[Start of RECORDS FOR THIS EXERCISE]
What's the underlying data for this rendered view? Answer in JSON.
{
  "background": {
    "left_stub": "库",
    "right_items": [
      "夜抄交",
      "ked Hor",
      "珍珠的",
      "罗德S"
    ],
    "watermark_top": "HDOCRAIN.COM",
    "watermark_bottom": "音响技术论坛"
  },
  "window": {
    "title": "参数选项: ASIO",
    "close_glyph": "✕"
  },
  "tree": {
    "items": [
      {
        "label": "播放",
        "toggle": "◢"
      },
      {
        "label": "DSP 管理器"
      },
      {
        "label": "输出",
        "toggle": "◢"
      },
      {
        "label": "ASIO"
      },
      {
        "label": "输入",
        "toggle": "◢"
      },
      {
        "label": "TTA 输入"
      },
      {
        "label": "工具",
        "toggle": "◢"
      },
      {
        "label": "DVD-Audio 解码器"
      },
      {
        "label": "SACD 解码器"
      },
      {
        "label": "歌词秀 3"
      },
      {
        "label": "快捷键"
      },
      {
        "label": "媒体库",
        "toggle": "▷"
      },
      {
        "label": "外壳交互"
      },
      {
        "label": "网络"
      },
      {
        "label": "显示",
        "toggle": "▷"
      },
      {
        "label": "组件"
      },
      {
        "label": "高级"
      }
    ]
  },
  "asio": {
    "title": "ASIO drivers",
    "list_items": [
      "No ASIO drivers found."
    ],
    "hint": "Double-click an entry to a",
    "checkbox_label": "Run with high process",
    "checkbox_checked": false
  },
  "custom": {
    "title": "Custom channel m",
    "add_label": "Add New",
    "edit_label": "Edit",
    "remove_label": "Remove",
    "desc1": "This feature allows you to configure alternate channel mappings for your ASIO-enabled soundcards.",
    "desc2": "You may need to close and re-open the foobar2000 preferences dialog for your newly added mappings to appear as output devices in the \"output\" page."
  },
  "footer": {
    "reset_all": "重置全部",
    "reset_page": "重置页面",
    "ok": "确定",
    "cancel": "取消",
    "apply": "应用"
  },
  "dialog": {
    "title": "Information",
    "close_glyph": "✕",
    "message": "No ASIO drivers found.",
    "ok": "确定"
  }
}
[End of RECORDS FOR THIS EXERCISE]
EXERCISE:
Can you give every line above again, exactly as written?

RESPONSE TO THIS TASK:
What's the underlying data for this rendered view? Answer in JSON.
{
  "background": {
    "left_stub": "库",
    "right_items": [
      "夜抄交",
      "ked Hor",
      "珍珠的",
      "罗德S"
    ],
    "watermark_top": "HDOCRAIN.COM",
    "watermark_bottom": "音响技术论坛"
  },
  "window": {
    "title": "参数选项: ASIO",
    "close_glyph": "✕"
  },
  "tree": {
    "items": [
      {
        "label": "播放",
        "toggle": "◢"
      },
      {
        "label": "DSP 管理器"
      },
      {
        "label": "输出",
        "toggle": "◢"
      },
      {
        "label": "ASIO"
      },
      {
        "label": "输入",
        "toggle": "◢"
      },
      {
        "label": "TTA 输入"
      },
      {
        "label": "工具",
        "toggle": "◢"
      },
      {
        "label": "DVD-Audio 解码器"
      },
      {
        "label": "SACD 解码器"
      },
      {
        "label": "歌词秀 3"
      },
      {
        "label": "快捷键"
      },
      {
        "label": "媒体库",
        "toggle": "▷"
      },
      {
        "label": "外壳交互"
      },
      {
        "label": "网络"
      },
      {
        "label": "显示",
        "toggle": "▷"
      },
      {
        "label": "组件"
      },
      {
        "label": "高级"
      }
    ]
  },
  "asio": {
    "title": "ASIO drivers",
    "list_items": [
      "No ASIO drivers found."
    ],
    "hint": "Double-click an entry to a",
    "checkbox_label": "Run with high process",
    "checkbox_checked": false
  },
  "custom": {
    "title": "Custom channel m",
    "add_label": "Add New",
    "edit_label": "Edit",
    "remove_label": "Remove",
    "desc1": "This feature allows you to configure alternate channel mappings for your ASIO-enabled soundcards.",
    "desc2": "You may need to close and re-open the foobar2000 preferences dialog for your newly added mappings to appear as output devices in the \"output\" page."
  },
  "footer": {
    "reset_all": "重置全部",
    "reset_page": "重置页面",
    "ok": "确定",
    "cancel": "取消",
    "apply": "应用"
  },
  "dialog": {
    "title": "Information",
    "close_glyph": "✕",
    "message": "No ASIO drivers found.",
    "ok": "确定"
  }
}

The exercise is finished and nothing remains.